> Dataset items

-=-=-=-=-

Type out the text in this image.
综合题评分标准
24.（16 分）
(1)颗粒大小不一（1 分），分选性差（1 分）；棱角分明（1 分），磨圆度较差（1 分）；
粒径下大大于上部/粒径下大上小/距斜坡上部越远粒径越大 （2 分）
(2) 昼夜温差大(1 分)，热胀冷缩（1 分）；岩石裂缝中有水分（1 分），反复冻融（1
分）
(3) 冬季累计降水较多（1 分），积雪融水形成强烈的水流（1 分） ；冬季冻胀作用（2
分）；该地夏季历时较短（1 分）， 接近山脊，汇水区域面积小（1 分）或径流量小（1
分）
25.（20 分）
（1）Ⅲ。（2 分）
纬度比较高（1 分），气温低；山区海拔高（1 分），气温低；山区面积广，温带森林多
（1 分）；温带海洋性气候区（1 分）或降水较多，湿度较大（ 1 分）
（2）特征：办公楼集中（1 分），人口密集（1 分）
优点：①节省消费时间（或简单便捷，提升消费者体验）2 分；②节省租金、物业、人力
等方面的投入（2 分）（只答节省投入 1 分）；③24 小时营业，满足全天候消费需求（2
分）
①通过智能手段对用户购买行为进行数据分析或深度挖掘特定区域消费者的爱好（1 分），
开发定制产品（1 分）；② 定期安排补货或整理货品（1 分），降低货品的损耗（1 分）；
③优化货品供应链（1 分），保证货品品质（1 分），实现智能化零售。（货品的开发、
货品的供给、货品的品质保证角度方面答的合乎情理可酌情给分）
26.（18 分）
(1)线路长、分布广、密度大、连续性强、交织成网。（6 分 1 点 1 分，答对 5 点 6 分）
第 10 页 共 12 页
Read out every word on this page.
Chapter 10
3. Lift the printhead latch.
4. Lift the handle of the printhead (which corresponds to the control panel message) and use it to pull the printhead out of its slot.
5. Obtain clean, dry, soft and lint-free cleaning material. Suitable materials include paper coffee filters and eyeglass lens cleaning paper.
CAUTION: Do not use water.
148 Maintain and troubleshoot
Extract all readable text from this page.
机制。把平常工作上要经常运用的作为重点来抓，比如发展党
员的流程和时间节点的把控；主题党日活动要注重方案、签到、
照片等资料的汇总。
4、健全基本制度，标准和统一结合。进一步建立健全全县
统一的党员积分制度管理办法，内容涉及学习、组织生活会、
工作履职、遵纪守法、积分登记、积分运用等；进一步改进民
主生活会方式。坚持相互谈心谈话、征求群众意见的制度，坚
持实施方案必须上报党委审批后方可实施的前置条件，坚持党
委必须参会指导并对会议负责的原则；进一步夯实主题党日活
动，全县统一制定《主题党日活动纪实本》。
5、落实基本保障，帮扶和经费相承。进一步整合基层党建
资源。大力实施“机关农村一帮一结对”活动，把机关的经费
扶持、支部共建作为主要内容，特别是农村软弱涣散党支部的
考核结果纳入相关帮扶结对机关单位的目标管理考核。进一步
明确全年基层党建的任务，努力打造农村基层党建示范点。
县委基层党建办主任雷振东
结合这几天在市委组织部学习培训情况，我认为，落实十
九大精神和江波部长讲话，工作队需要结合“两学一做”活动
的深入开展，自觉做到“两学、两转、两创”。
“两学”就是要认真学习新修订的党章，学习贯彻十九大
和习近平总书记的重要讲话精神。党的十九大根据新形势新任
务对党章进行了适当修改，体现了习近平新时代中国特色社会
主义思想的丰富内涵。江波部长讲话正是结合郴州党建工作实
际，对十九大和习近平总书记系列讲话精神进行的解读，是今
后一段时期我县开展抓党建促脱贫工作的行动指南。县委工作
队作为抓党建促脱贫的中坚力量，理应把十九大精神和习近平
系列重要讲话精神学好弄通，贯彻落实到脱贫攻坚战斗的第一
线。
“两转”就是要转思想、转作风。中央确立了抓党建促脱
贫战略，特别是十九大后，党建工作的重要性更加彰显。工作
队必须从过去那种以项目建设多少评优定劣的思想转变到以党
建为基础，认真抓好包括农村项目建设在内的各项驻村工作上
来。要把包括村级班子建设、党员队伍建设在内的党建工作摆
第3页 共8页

-=-=-=-=-

> The exercise
Extract the listing in its entirety, matching it exactly.

> Finished exercise
Type out the text in this image.
综合题评分标准
24.（16 分）
(1)颗粒大小不一（1 分），分选性差（1 分）；棱角分明（1 分），磨圆度较差（1 分）；
粒径下大大于上部/粒径下大上小/距斜坡上部越远粒径越大 （2 分）
(2) 昼夜温差大(1 分)，热胀冷缩（1 分）；岩石裂缝中有水分（1 分），反复冻融（1
分）
(3) 冬季累计降水较多（1 分），积雪融水形成强烈的水流（1 分） ；冬季冻胀作用（2
分）；该地夏季历时较短（1 分）， 接近山脊，汇水区域面积小（1 分）或径流量小（1
分）
25.（20 分）
（1）Ⅲ。（2 分）
纬度比较高（1 分），气温低；山区海拔高（1 分），气温低；山区面积广，温带森林多
（1 分）；温带海洋性气候区（1 分）或降水较多，湿度较大（ 1 分）
（2）特征：办公楼集中（1 分），人口密集（1 分）
优点：①节省消费时间（或简单便捷，提升消费者体验）2 分；②节省租金、物业、人力
等方面的投入（2 分）（只答节省投入 1 分）；③24 小时营业，满足全天候消费需求（2
分）
①通过智能手段对用户购买行为进行数据分析或深度挖掘特定区域消费者的爱好（1 分），
开发定制产品（1 分）；② 定期安排补货或整理货品（1 分），降低货品的损耗（1 分）；
③优化货品供应链（1 分），保证货品品质（1 分），实现智能化零售。（货品的开发、
货品的供给、货品的品质保证角度方面答的合乎情理可酌情给分）
26.（18 分）
(1)线路长、分布广、密度大、连续性强、交织成网。（6 分 1 点 1 分，答对 5 点 6 分）
第 10 页 共 12 页
Read out every word on this page.
Chapter 10
3. Lift the printhead latch.
4. Lift the handle of the printhead (which corresponds to the control panel message) and use it to pull the printhead out of its slot.
5. Obtain clean, dry, soft and lint-free cleaning material. Suitable materials include paper coffee filters and eyeglass lens cleaning paper.
CAUTION: Do not use water.
148 Maintain and troubleshoot
Extract all readable text from this page.
机制。把平常工作上要经常运用的作为重点来抓，比如发展党
员的流程和时间节点的把控；主题党日活动要注重方案、签到、
照片等资料的汇总。
4、健全基本制度，标准和统一结合。进一步建立健全全县
统一的党员积分制度管理办法，内容涉及学习、组织生活会、
工作履职、遵纪守法、积分登记、积分运用等；进一步改进民
主生活会方式。坚持相互谈心谈话、征求群众意见的制度，坚
持实施方案必须上报党委审批后方可实施的前置条件，坚持党
委必须参会指导并对会议负责的原则；进一步夯实主题党日活
动，全县统一制定《主题党日活动纪实本》。
5、落实基本保障，帮扶和经费相承。进一步整合基层党建
资源。大力实施“机关农村一帮一结对”活动，把机关的经费
扶持、支部共建作为主要内容，特别是农村软弱涣散党支部的
考核结果纳入相关帮扶结对机关单位的目标管理考核。进一步
明确全年基层党建的任务，努力打造农村基层党建示范点。
县委基层党建办主任雷振东
结合这几天在市委组织部学习培训情况，我认为，落实十
九大精神和江波部长讲话，工作队需要结合“两学一做”活动
的深入开展，自觉做到“两学、两转、两创”。
“两学”就是要认真学习新修订的党章，学习贯彻十九大
和习近平总书记的重要讲话精神。党的十九大根据新形势新任
务对党章进行了适当修改，体现了习近平新时代中国特色社会
主义思想的丰富内涵。江波部长讲话正是结合郴州党建工作实
际，对十九大和习近平总书记系列讲话精神进行的解读，是今
后一段时期我县开展抓党建促脱贫工作的行动指南。县委工作
队作为抓党建促脱贫的中坚力量，理应把十九大精神和习近平
系列重要讲话精神学好弄通，贯彻落实到脱贫攻坚战斗的第一
线。
“两转”就是要转思想、转作风。中央确立了抓党建促脱
贫战略，特别是十九大后，党建工作的重要性更加彰显。工作
队必须从过去那种以项目建设多少评优定劣的思想转变到以党
建为基础，认真抓好包括农村项目建设在内的各项驻村工作上
来。要把包括村级班子建设、党员队伍建设在内的党建工作摆
第3页 共8页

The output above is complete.